Items from a data source
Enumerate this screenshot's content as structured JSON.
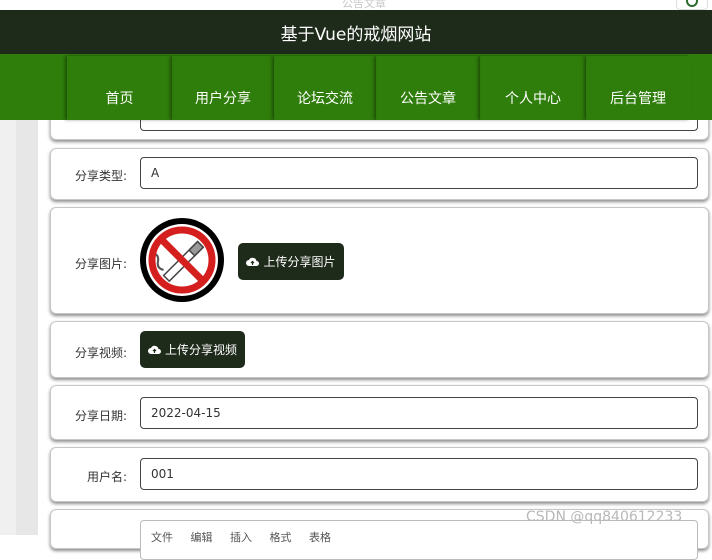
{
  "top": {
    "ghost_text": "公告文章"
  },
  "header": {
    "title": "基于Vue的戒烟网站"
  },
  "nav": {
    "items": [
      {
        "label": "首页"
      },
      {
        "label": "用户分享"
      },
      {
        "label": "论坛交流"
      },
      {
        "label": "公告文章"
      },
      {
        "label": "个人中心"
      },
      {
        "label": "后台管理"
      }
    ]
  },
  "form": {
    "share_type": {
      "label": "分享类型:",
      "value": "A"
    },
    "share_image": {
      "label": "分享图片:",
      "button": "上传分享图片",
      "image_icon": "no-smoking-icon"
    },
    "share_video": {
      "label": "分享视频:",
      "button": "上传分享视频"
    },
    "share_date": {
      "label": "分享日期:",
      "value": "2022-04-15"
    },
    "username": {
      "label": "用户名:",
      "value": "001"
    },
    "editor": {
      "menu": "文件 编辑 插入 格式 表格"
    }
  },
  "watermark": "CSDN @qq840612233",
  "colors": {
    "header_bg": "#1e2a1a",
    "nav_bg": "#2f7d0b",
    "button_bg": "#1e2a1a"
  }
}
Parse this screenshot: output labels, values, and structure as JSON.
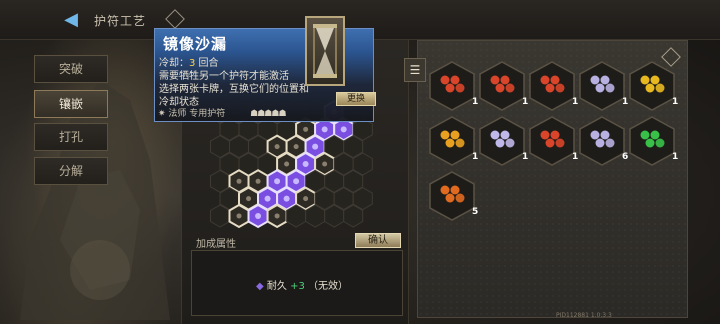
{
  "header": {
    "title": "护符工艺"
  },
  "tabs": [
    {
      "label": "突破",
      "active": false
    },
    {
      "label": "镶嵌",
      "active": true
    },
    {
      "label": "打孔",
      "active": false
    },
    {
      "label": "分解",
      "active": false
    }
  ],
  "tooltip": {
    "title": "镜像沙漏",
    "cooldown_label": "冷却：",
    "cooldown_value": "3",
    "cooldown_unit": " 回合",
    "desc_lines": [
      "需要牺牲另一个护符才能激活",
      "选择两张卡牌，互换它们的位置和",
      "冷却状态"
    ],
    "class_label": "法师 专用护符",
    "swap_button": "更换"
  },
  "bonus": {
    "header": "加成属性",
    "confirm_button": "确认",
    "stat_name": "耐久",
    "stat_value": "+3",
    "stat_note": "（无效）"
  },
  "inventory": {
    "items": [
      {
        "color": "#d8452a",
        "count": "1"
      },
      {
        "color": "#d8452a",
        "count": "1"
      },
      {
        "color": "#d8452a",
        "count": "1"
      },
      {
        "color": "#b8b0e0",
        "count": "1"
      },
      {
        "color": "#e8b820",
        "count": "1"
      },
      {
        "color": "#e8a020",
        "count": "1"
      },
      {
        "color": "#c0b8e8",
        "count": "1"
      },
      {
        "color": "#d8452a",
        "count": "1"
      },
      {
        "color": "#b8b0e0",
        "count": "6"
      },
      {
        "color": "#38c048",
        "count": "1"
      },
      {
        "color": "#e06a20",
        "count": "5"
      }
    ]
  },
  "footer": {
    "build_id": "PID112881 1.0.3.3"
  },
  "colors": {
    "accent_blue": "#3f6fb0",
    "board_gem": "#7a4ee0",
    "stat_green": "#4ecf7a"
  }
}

## Short problem
Write out each line of the data exactly; the images should be left out.

## Output below
Enumerate this screenshot's content as structured JSON.
{
  "top": {
    "ghost_text": "公告文章"
  },
  "header": {
    "title": "基于Vue的戒烟网站"
  },
  "nav": {
    "items": [
      {
        "label": "首页"
      },
      {
        "label": "用户分享"
      },
      {
        "label": "论坛交流"
      },
      {
        "label": "公告文章"
      },
      {
        "label": "个人中心"
      },
      {
        "label": "后台管理"
      }
    ]
  },
  "form": {
    "share_type": {
      "label": "分享类型:",
      "value": "A"
    },
    "share_image": {
      "label": "分享图片:",
      "button": "上传分享图片",
      "image_icon": "no-smoking-icon"
    },
    "share_video": {
      "label": "分享视频:",
      "button": "上传分享视频"
    },
    "share_date": {
      "label": "分享日期:",
      "value": "2022-04-15"
    },
    "username": {
      "label": "用户名:",
      "value": "001"
    },
    "editor": {
      "menu": "文件 编辑 插入 格式 表格"
    }
  },
  "watermark": "CSDN @qq840612233",
  "colors": {
    "header_bg": "#1e2a1a",
    "nav_bg": "#2f7d0b",
    "button_bg": "#1e2a1a"
  }
}
Parse this screenshot: output labels, values, and structure as JSON.
{
  "header": {
    "title": "护符工艺"
  },
  "tabs": [
    {
      "label": "突破",
      "active": false
    },
    {
      "label": "镶嵌",
      "active": true
    },
    {
      "label": "打孔",
      "active": false
    },
    {
      "label": "分解",
      "active": false
    }
  ],
  "tooltip": {
    "title": "镜像沙漏",
    "cooldown_label": "冷却：",
    "cooldown_value": "3",
    "cooldown_unit": " 回合",
    "desc_lines": [
      "需要牺牲另一个护符才能激活",
      "选择两张卡牌，互换它们的位置和",
      "冷却状态"
    ],
    "class_label": "法师 专用护符",
    "swap_button": "更换"
  },
  "bonus": {
    "header": "加成属性",
    "confirm_button": "确认",
    "stat_name": "耐久",
    "stat_value": "+3",
    "stat_note": "（无效）"
  },
  "inventory": {
    "items": [
      {
        "color": "#d8452a",
        "count": "1"
      },
      {
        "color": "#d8452a",
        "count": "1"
      },
      {
        "color": "#d8452a",
        "count": "1"
      },
      {
        "color": "#b8b0e0",
        "count": "1"
      },
      {
        "color": "#e8b820",
        "count": "1"
      },
      {
        "color": "#e8a020",
        "count": "1"
      },
      {
        "color": "#c0b8e8",
        "count": "1"
      },
      {
        "color": "#d8452a",
        "count": "1"
      },
      {
        "color": "#b8b0e0",
        "count": "6"
      },
      {
        "color": "#38c048",
        "count": "1"
      },
      {
        "color": "#e06a20",
        "count": "5"
      }
    ]
  },
  "footer": {
    "build_id": "PID112881 1.0.3.3"
  },
  "colors": {
    "accent_blue": "#3f6fb0",
    "board_gem": "#7a4ee0",
    "stat_green": "#4ecf7a"
  }
}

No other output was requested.